Provide a single number: the count of lines containing the string "text".
⁂
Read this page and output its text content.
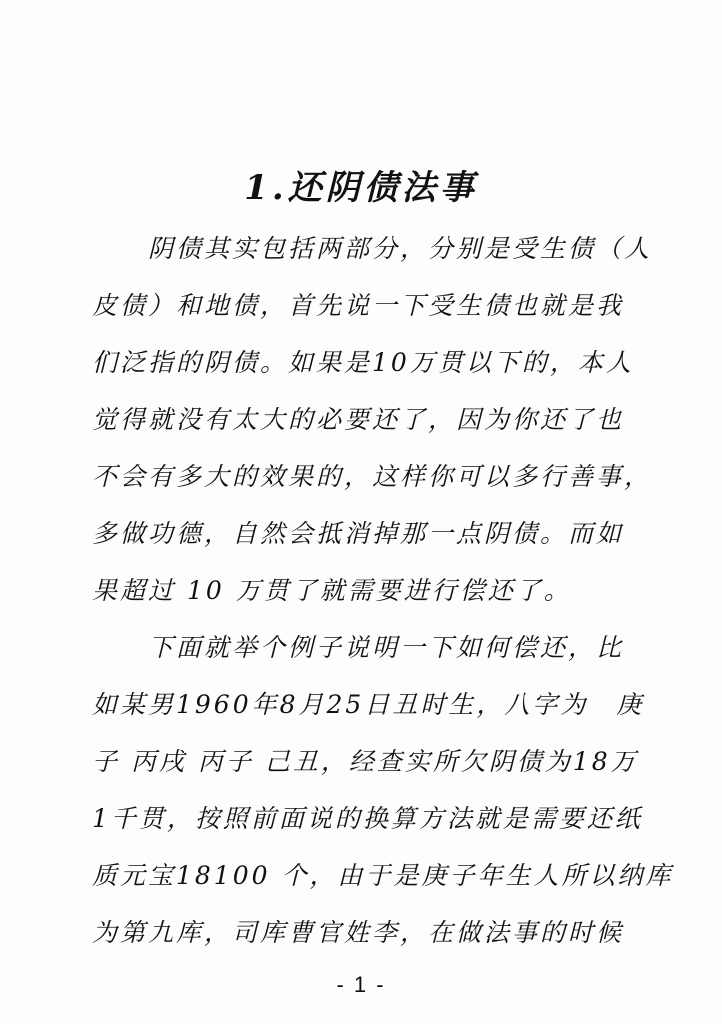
1.还阴债法事

　　阴债其实包括两部分，分别是受生债（人
皮债）和地债，首先说一下受生债也就是我
们泛指的阴债。如果是10万贯以下的，本人
觉得就没有太大的必要还了，因为你还了也
不会有多大的效果的，这样你可以多行善事，
多做功德，自然会抵消掉那一点阴债。而如
果超过 10 万贯了就需要进行偿还了。

　　下面就举个例子说明一下如何偿还，比
如某男1960年8月25日丑时生，八字为　庚
子 丙戌 丙子 己丑，经查实所欠阴债为18万
1千贯，按照前面说的换算方法就是需要还纸
质元宝18100 个，由于是庚子年生人所以纳库
为第九库，司库曹官姓李，在做法事的时候

- 1 -
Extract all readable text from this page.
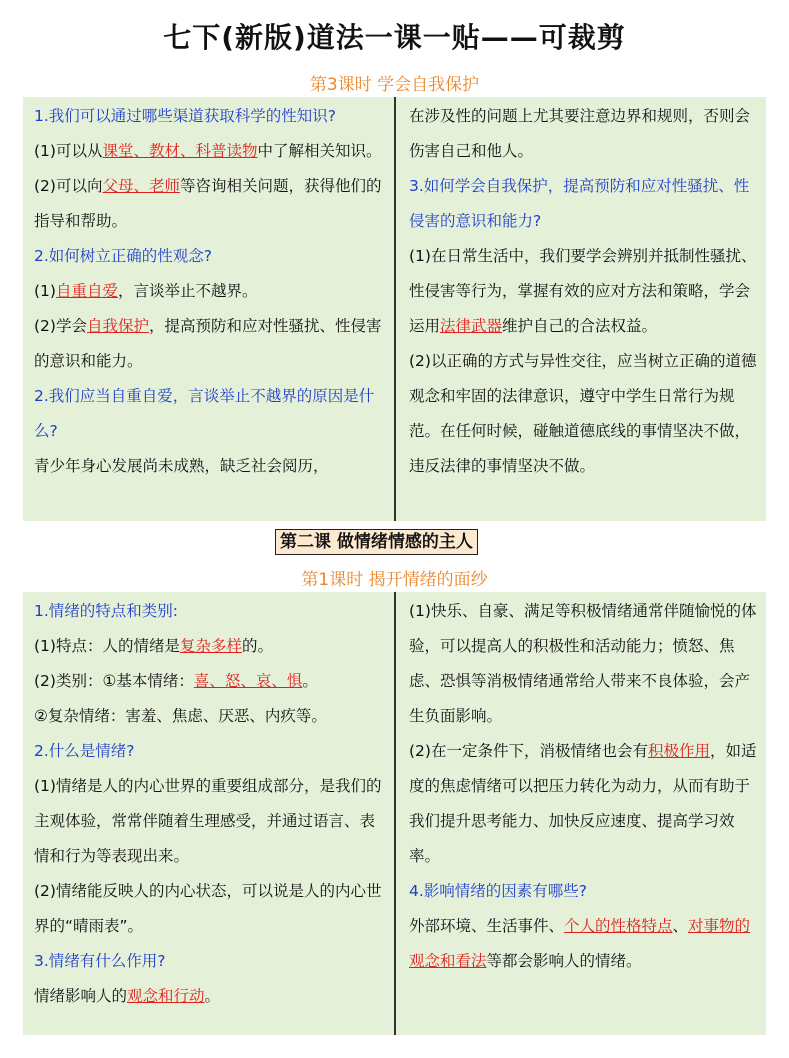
七下(新版)道法一课一贴——可裁剪
第3课时 学会自我保护

1.我们可以通过哪些渠道获取科学的性知识?

(1)可以从课堂、教材、科普读物中了解相关知识。(2)可以向父母、老师等咨询相关问题，获得他们的指导和帮助。

2.如何树立正确的性观念?

(1)自重自爱，言谈举止不越界。

(2)学会自我保护，提高预防和应对性骚扰、性侵害的意识和能力。

2.我们应当自重自爱，言谈举止不越界的原因是什么?

青少年身心发展尚未成熟，缺乏社会阅历，

在涉及性的问题上尤其要注意边界和规则，否则会伤害自己和他人。

3.如何学会自我保护，提高预防和应对性骚扰、性侵害的意识和能力?

(1)在日常生活中，我们要学会辨别并抵制性骚扰、性侵害等行为，掌握有效的应对方法和策略，学会运用法律武器维护自己的合法权益。

(2)以正确的方式与异性交往，应当树立正确的道德观念和牢固的法律意识，遵守中学生日常行为规范。在任何时候，碰触道德底线的事情坚决不做，违反法律的事情坚决不做。

第二课 做情绪情感的主人
第1课时 揭开情绪的面纱

1.情绪的特点和类别:

(1)特点：人的情绪是复杂多样的。

(2)类别：①基本情绪：喜、怒、哀、惧。

②复杂情绪：害羞、焦虑、厌恶、内疚等。

2.什么是情绪?

(1)情绪是人的内心世界的重要组成部分，是我们的主观体验，常常伴随着生理感受，并通过语言、表情和行为等表现出来。

(2)情绪能反映人的内心状态，可以说是人的内心世界的“晴雨表”。

3.情绪有什么作用?

情绪影响人的观念和行动。

(1)快乐、自豪、满足等积极情绪通常伴随愉悦的体验，可以提高人的积极性和活动能力；愤怒、焦虑、恐惧等消极情绪通常给人带来不良体验，会产生负面影响。

(2)在一定条件下，消极情绪也会有积极作用，如适度的焦虑情绪可以把压力转化为动力，从而有助于我们提升思考能力、加快反应速度、提高学习效率。

4.影响情绪的因素有哪些?

外部环境、生活事件、个人的性格特点、对事物的观念和看法等都会影响人的情绪。
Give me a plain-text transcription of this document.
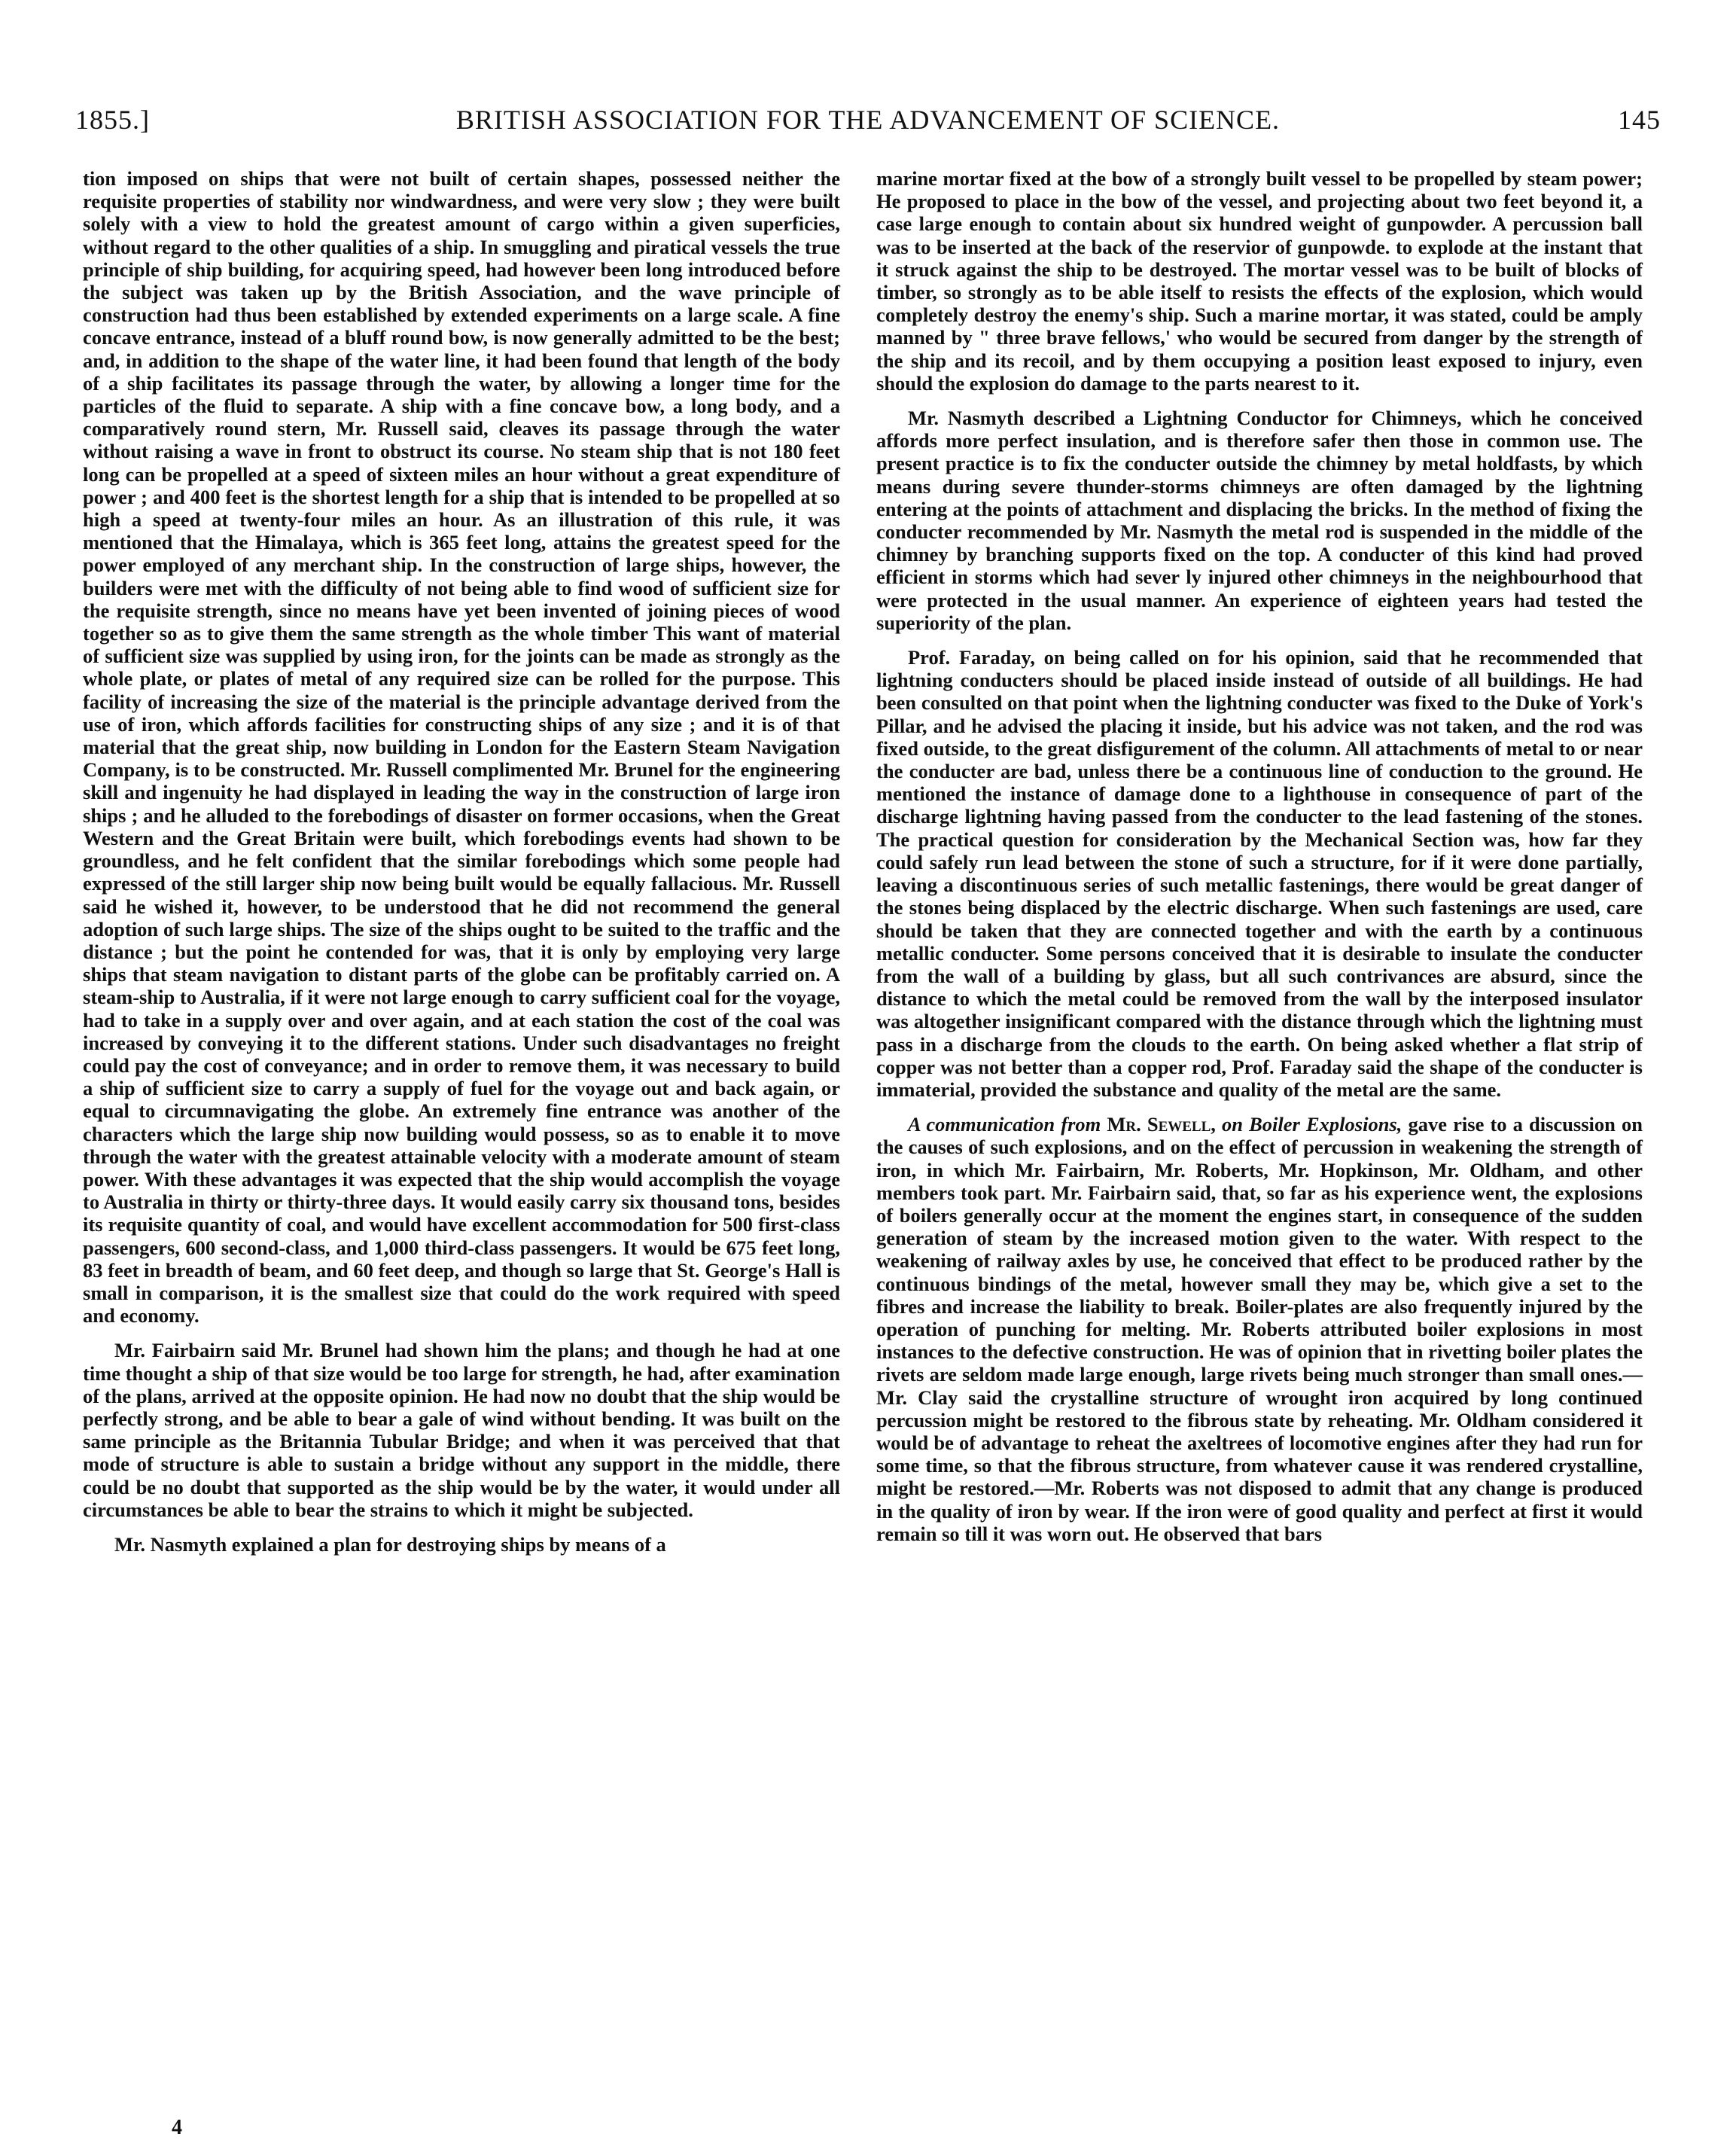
1855.]	BRITISH ASSOCIATION FOR THE ADVANCEMENT OF SCIENCE.	145

tion imposed on ships that were not built of certain shapes, possessed neither the requisite properties of stability nor windwardness, and were very slow ; they were built solely with a view to hold the greatest amount of cargo within a given superficies, without regard to the other qualities of a ship. In smuggling and piratical vessels the true principle of ship building, for acquiring speed, had however been long introduced before the subject was taken up by the British Association, and the wave principle of construction had thus been established by extended experiments on a large scale. A fine concave entrance, instead of a bluff round bow, is now generally admitted to be the best; and, in addition to the shape of the water line, it had been found that length of the body of a ship facilitates its passage through the water, by allowing a longer time for the particles of the fluid to separate. A ship with a fine concave bow, a long body, and a comparatively round stern, Mr. Russell said, cleaves its passage through the water without raising a wave in front to obstruct its course. No steam ship that is not 180 feet long can be propelled at a speed of sixteen miles an hour without a great expenditure of power ; and 400 feet is the shortest length for a ship that is intended to be propelled at so high a speed at twenty-four miles an hour. As an illustration of this rule, it was mentioned that the Himalaya, which is 365 feet long, attains the greatest speed for the power employed of any merchant ship. In the construction of large ships, however, the builders were met with the difficulty of not being able to find wood of sufficient size for the requisite strength, since no means have yet been invented of joining pieces of wood together so as to give them the same strength as the whole timber This want of material of sufficient size was supplied by using iron, for the joints can be made as strongly as the whole plate, or plates of metal of any required size can be rolled for the purpose. This facility of increasing the size of the material is the principle advantage derived from the use of iron, which affords facilities for constructing ships of any size ; and it is of that material that the great ship, now building in London for the Eastern Steam Navigation Company, is to be constructed. Mr. Russell complimented Mr. Brunel for the engineering skill and ingenuity he had displayed in leading the way in the construction of large iron ships ; and he alluded to the forebodings of disaster on former occasions, when the Great Western and the Great Britain were built, which forebodings events had shown to be groundless, and he felt confident that the similar forebodings which some people had expressed of the still larger ship now being built would be equally fallacious. Mr. Russell said he wished it, however, to be understood that he did not recommend the general adoption of such large ships. The size of the ships ought to be suited to the traffic and the distance ; but the point he contended for was, that it is only by employing very large ships that steam navigation to distant parts of the globe can be profitably carried on. A steam-ship to Australia, if it were not large enough to carry sufficient coal for the voyage, had to take in a supply over and over again, and at each station the cost of the coal was increased by conveying it to the different stations. Under such disadvantages no freight could pay the cost of conveyance; and in order to remove them, it was necessary to build a ship of sufficient size to carry a supply of fuel for the voyage out and back again, or equal to circumnavigating the globe. An extremely fine entrance was another of the characters which the large ship now building would possess, so as to enable it to move through the water with the greatest attainable velocity with a moderate amount of steam power. With these advantages it was expected that the ship would accomplish the voyage to Australia in thirty or thirty-three days. It would easily carry six thousand tons, besides its requisite quantity of coal, and would have excellent accommodation for 500 first-class passengers, 600 second-class, and 1,000 third-class passengers. It would be 675 feet long, 83 feet in breadth of beam, and 60 feet deep, and though so large that St. George's Hall is small in comparison, it is the smallest size that could do the work required with speed and economy.

Mr. Fairbairn said Mr. Brunel had shown him the plans; and though he had at one time thought a ship of that size would be too large for strength, he had, after examination of the plans, arrived at the opposite opinion. He had now no doubt that the ship would be perfectly strong, and be able to bear a gale of wind without bending. It was built on the same principle as the Britannia Tubular Bridge; and when it was perceived that that mode of structure is able to sustain a bridge without any support in the middle, there could be no doubt that supported as the ship would be by the water, it would under all circumstances be able to bear the strains to which it might be subjected.

Mr. Nasmyth explained a plan for destroying ships by means of a

marine mortar fixed at the bow of a strongly built vessel to be propelled by steam power; He proposed to place in the bow of the vessel, and projecting about two feet beyond it, a case large enough to contain about six hundred weight of gunpowder. A percussion ball was to be inserted at the back of the reservior of gunpowde. to explode at the instant that it struck against the ship to be destroyed. The mortar vessel was to be built of blocks of timber, so strongly as to be able itself to resists the effects of the explosion, which would completely destroy the enemy's ship. Such a marine mortar, it was stated, could be amply manned by " three brave fellows,' who would be secured from danger by the strength of the ship and its recoil, and by them occupying a position least exposed to injury, even should the explosion do damage to the parts nearest to it.

Mr. Nasmyth described a Lightning Conductor for Chimneys, which he conceived affords more perfect insulation, and is therefore safer then those in common use. The present practice is to fix the conducter outside the chimney by metal holdfasts, by which means during severe thunder-storms chimneys are often damaged by the lightning entering at the points of attachment and displacing the bricks. In the method of fixing the conducter recommended by Mr. Nasmyth the metal rod is suspended in the middle of the chimney by branching supports fixed on the top. A conducter of this kind had proved efficient in storms which had sever ly injured other chimneys in the neighbourhood that were protected in the usual manner. An experience of eighteen years had tested the superiority of the plan.

Prof. Faraday, on being called on for his opinion, said that he recommended that lightning conducters should be placed inside instead of outside of all buildings. He had been consulted on that point when the lightning conducter was fixed to the Duke of York's Pillar, and he advised the placing it inside, but his advice was not taken, and the rod was fixed outside, to the great disfigurement of the column. All attachments of metal to or near the conducter are bad, unless there be a continuous line of conduction to the ground. He mentioned the instance of damage done to a lighthouse in consequence of part of the discharge lightning having passed from the conducter to the lead fastening of the stones. The practical question for consideration by the Mechanical Section was, how far they could safely run lead between the stone of such a structure, for if it were done partially, leaving a discontinuous series of such metallic fastenings, there would be great danger of the stones being displaced by the electric discharge. When such fastenings are used, care should be taken that they are connected together and with the earth by a continuous metallic conducter. Some persons conceived that it is desirable to insulate the conducter from the wall of a building by glass, but all such contrivances are absurd, since the distance to which the metal could be removed from the wall by the interposed insulator was altogether insignificant compared with the distance through which the lightning must pass in a discharge from the clouds to the earth. On being asked whether a flat strip of copper was not better than a copper rod, Prof. Faraday said the shape of the conducter is immaterial, provided the substance and quality of the metal are the same.

A communication from Mr. Sewell, on Boiler Explosions, gave rise to a discussion on the causes of such explosions, and on the effect of percussion in weakening the strength of iron, in which Mr. Fairbairn, Mr. Roberts, Mr. Hopkinson, Mr. Oldham, and other members took part. Mr. Fairbairn said, that, so far as his experience went, the explosions of boilers generally occur at the moment the engines start, in consequence of the sudden generation of steam by the increased motion given to the water. With respect to the weakening of railway axles by use, he conceived that effect to be produced rather by the continuous bindings of the metal, however small they may be, which give a set to the fibres and increase the liability to break. Boiler-plates are also frequently injured by the operation of punching for melting. Mr. Roberts attributed boiler explosions in most instances to the defective construction. He was of opinion that in rivetting boiler plates the rivets are seldom made large enough, large rivets being much stronger than small ones.—Mr. Clay said the crystalline structure of wrought iron acquired by long continued percussion might be restored to the fibrous state by reheating. Mr. Oldham considered it would be of advantage to reheat the axeltrees of locomotive engines after they had run for some time, so that the fibrous structure, from whatever cause it was rendered crystalline, might be restored.—Mr. Roberts was not disposed to admit that any change is produced in the quality of iron by wear. If the iron were of good quality and perfect at first it would remain so till it was worn out. He observed that bars

4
⁂
ANSWER BELOW: 3